## start Data
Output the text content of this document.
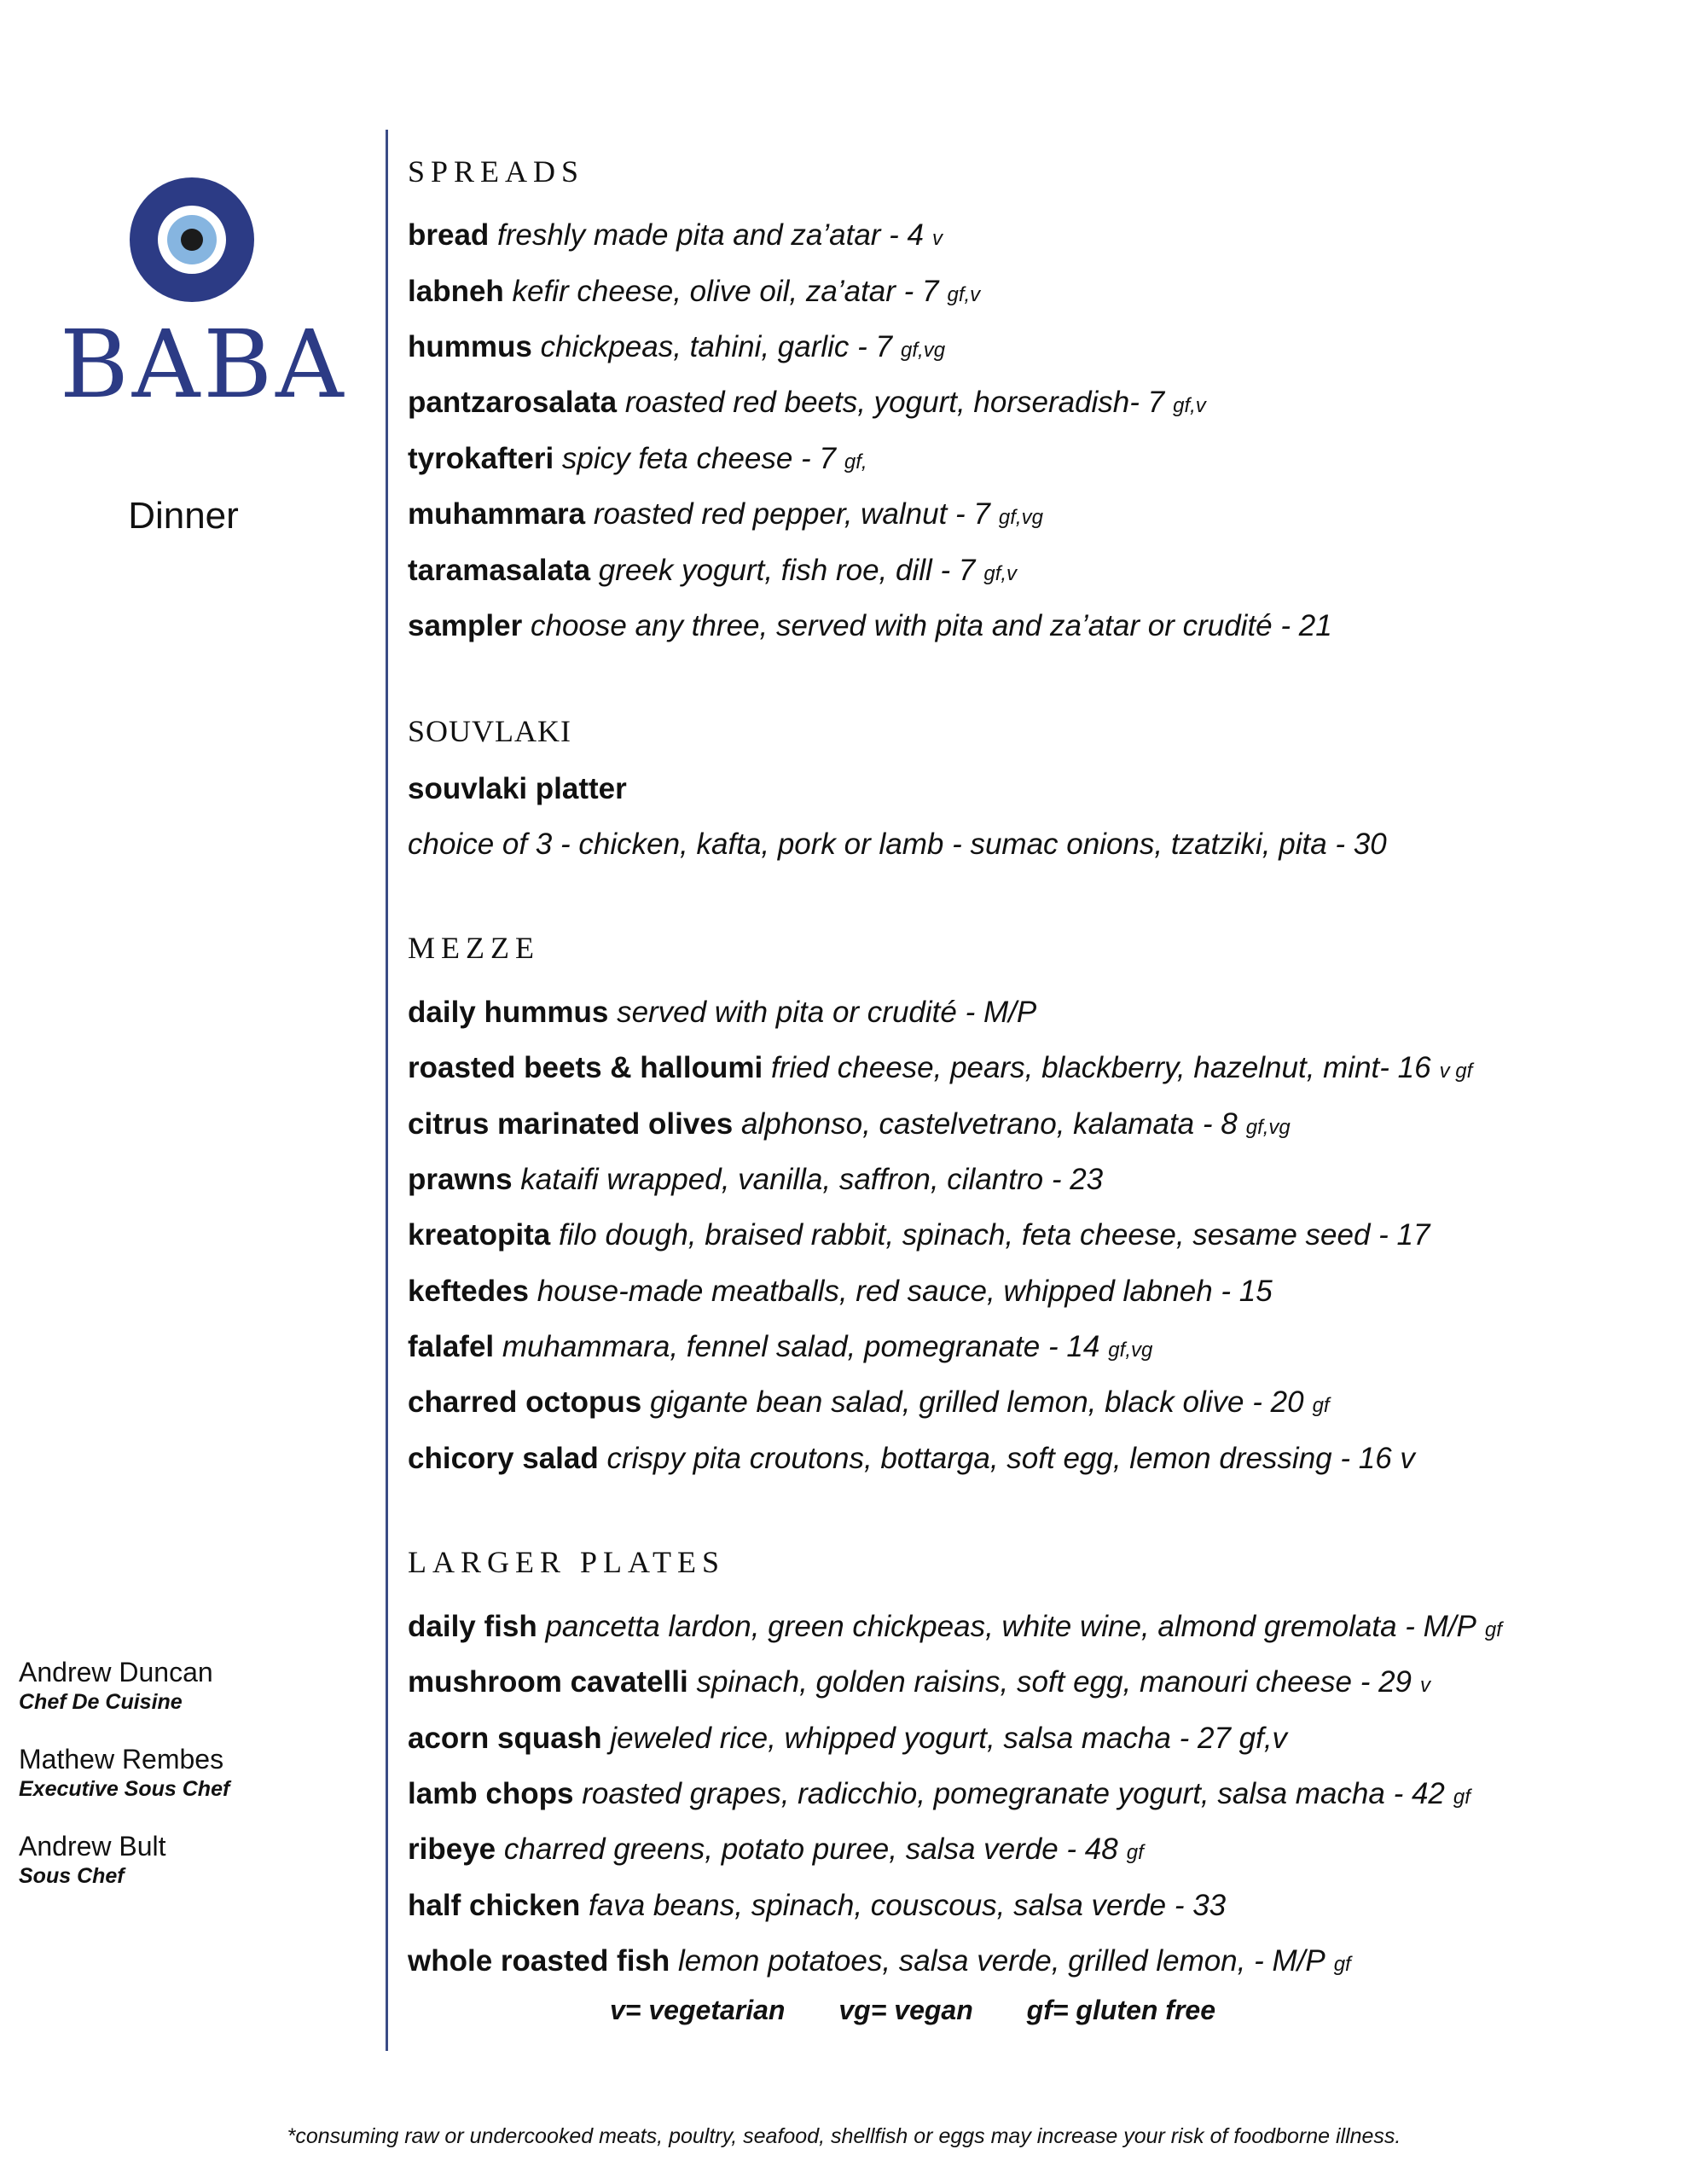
BABA
Dinner
Andrew Duncan
Chef De Cuisine
Mathew Rembes
Executive Sous Chef
Andrew Bult
Sous Chef
SPREADS
bread freshly made pita and za’atar - 4 v
labneh kefir cheese, olive oil, za’atar - 7 gf,v
hummus chickpeas, tahini, garlic - 7 gf,vg
pantzarosalata roasted red beets, yogurt, horseradish- 7 gf,v
tyrokafteri spicy feta cheese - 7 gf,
muhammara roasted red pepper, walnut - 7 gf,vg
taramasalata greek yogurt, fish roe, dill - 7 gf,v
sampler choose any three, served with pita and za’atar or crudité - 21
SOUVLAKI
souvlaki platter
choice of 3 - chicken, kafta, pork or lamb - sumac onions, tzatziki, pita - 30
MEZZE
daily hummus served with pita or crudité - M/P
roasted beets & halloumi fried cheese, pears, blackberry, hazelnut, mint- 16 v gf
citrus marinated olives alphonso, castelvetrano, kalamata - 8 gf,vg
prawns kataifi wrapped, vanilla, saffron, cilantro - 23
kreatopita filo dough, braised rabbit, spinach, feta cheese, sesame seed - 17
keftedes house-made meatballs, red sauce, whipped labneh - 15
falafel muhammara, fennel salad, pomegranate - 14 gf,vg
charred octopus gigante bean salad, grilled lemon, black olive - 20 gf
chicory salad crispy pita croutons, bottarga, soft egg, lemon dressing - 16 v
LARGER PLATES
daily fish pancetta lardon, green chickpeas, white wine, almond gremolata - M/P gf
mushroom cavatelli spinach, golden raisins, soft egg, manouri cheese - 29 v
acorn squash jeweled rice, whipped yogurt, salsa macha - 27 gf,v
lamb chops roasted grapes, radicchio, pomegranate yogurt, salsa macha - 42 gf
ribeye charred greens, potato puree, salsa verde - 48 gf
half chicken fava beans, spinach, couscous, salsa verde - 33
whole roasted fish lemon potatoes, salsa verde, grilled lemon, - M/P gf
v= vegetarian vg= vegan gf= gluten free
*consuming raw or undercooked meats, poultry, seafood, shellfish or eggs may increase your risk of foodborne illness.
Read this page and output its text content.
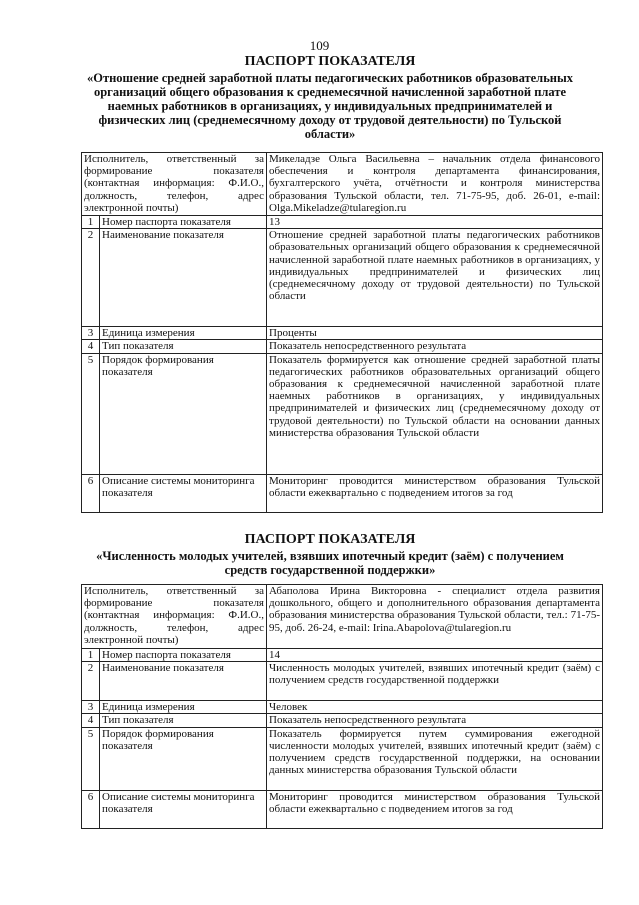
109
ПАСПОРТ ПОКАЗАТЕЛЯ
«Отношение средней заработной платы педагогических работников образовательных организаций общего образования к среднемесячной начисленной заработной плате наемных работников в организациях, у индивидуальных предпринимателей и физических лиц (среднемесячному доходу от трудовой деятельности) по Тульской области»
Исполнитель, ответственный за формирование показателя (контактная информация: Ф.И.О., должность, телефон, адрес электронной почты)		Микеладзе Ольга Васильевна – начальник отдела финансового обеспечения и контроля департамента финансирования, бухгалтерского учёта, отчётности и контроля министерства образования Тульской области, тел. 71-75-95, доб. 26-01, e-mail: Olga.Mikeladze@tularegion.ru
1	Номер паспорта показателя	13
2	Наименование показателя	Отношение средней заработной платы педагогических работников образовательных организаций общего образования к среднемесячной начисленной заработной плате наемных работников в организациях, у индивидуальных предпринимателей и физических лиц (среднемесячному доходу от трудовой деятельности) по Тульской области
3	Единица измерения	Проценты
4	Тип показателя	Показатель непосредственного результата
5	Порядок формирования показателя	Показатель формируется как отношение средней заработной платы педагогических работников образовательных организаций общего образования к среднемесячной начисленной заработной плате наемных работников в организациях, у индивидуальных предпринимателей и физических лиц (среднемесячному доходу от трудовой деятельности) по Тульской области на основании данных министерства образования Тульской области
6	Описание системы мониторинга показателя	Мониторинг проводится министерством образования Тульской области ежеквартально с подведением итогов за год
ПАСПОРТ ПОКАЗАТЕЛЯ
«Численность молодых учителей, взявших ипотечный кредит (заём) с получением средств государственной поддержки»
Исполнитель, ответственный за формирование показателя (контактная информация: Ф.И.О., должность, телефон, адрес электронной почты)		Абаполова Ирина Викторовна - специалист отдела развития дошкольного, общего и дополнительного образования департамента образования министерства образования Тульской области, тел.: 71-75-95, доб. 26-24, e-mail: Irina.Abapolova@tularegion.ru
1	Номер паспорта показателя	14
2	Наименование показателя	Численность молодых учителей, взявших ипотечный кредит (заём) с получением средств государственной поддержки
3	Единица измерения	Человек
4	Тип показателя	Показатель непосредственного результата
5	Порядок формирования показателя	Показатель формируется путем суммирования ежегодной численности молодых учителей, взявших ипотечный кредит (заём) с получением средств государственной поддержки, на основании данных министерства образования Тульской области
6	Описание системы мониторинга показателя	Мониторинг проводится министерством образования Тульской области ежеквартально с подведением итогов за год
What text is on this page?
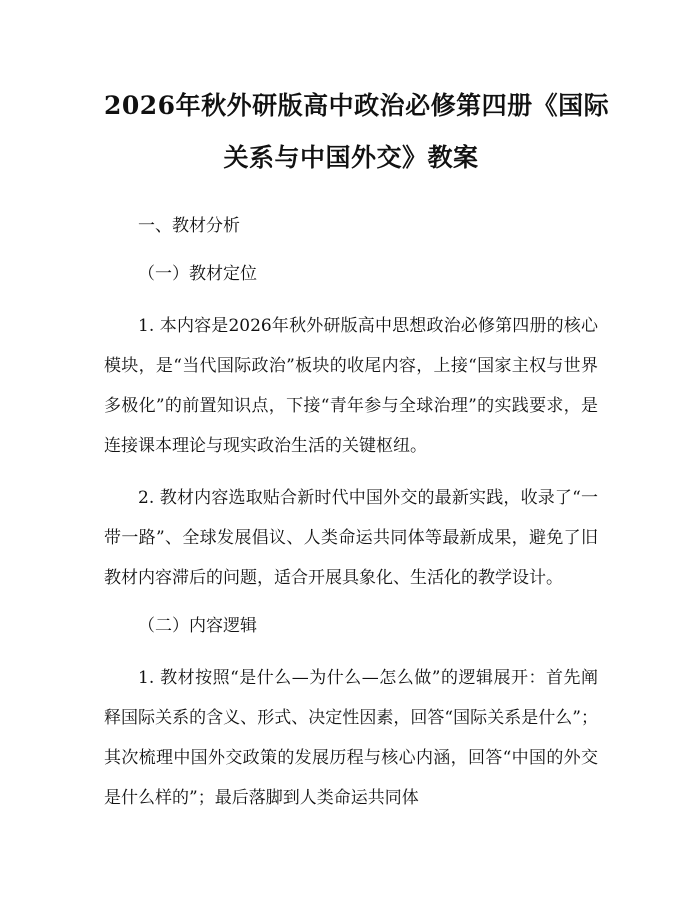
2026年秋外研版高中政治必修第四册《国际
关系与中国外交》教案

一、教材分析

（一）教材定位

1. 本内容是2026年秋外研版高中思想政治必修第四册的核心模块，是“当代国际政治”板块的收尾内容，上接“国家主权与世界多极化”的前置知识点，下接“青年参与全球治理”的实践要求，是连接课本理论与现实政治生活的关键枢纽。

2. 教材内容选取贴合新时代中国外交的最新实践，收录了“一带一路”、全球发展倡议、人类命运共同体等最新成果，避免了旧教材内容滞后的问题，适合开展具象化、生活化的教学设计。

（二）内容逻辑

1. 教材按照“是什么—为什么—怎么做”的逻辑展开：首先阐释国际关系的含义、形式、决定性因素，回答“国际关系是什么”；其次梳理中国外交政策的发展历程与核心内涵，回答“中国的外交是什么样的”；最后落脚到人类命运共同体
## end Data
**Problem to solve:**
Search the data above for the word "государственной", then gather each line in which it appears.

**Result of the exercise:**
«Численность молодых учителей, взявших ипотечный кредит (заём) с получением средств государственной поддержки»
2	Наименование показателя	Численность молодых учителей, взявших ипотечный кредит (заём) с получением средств государственной поддержки
5	Порядок формирования показателя	Показатель формируется путем суммирования ежегодной численности молодых учителей, взявших ипотечный кредит (заём) с получением средств государственной поддержки, на основании данных министерства образования Тульской области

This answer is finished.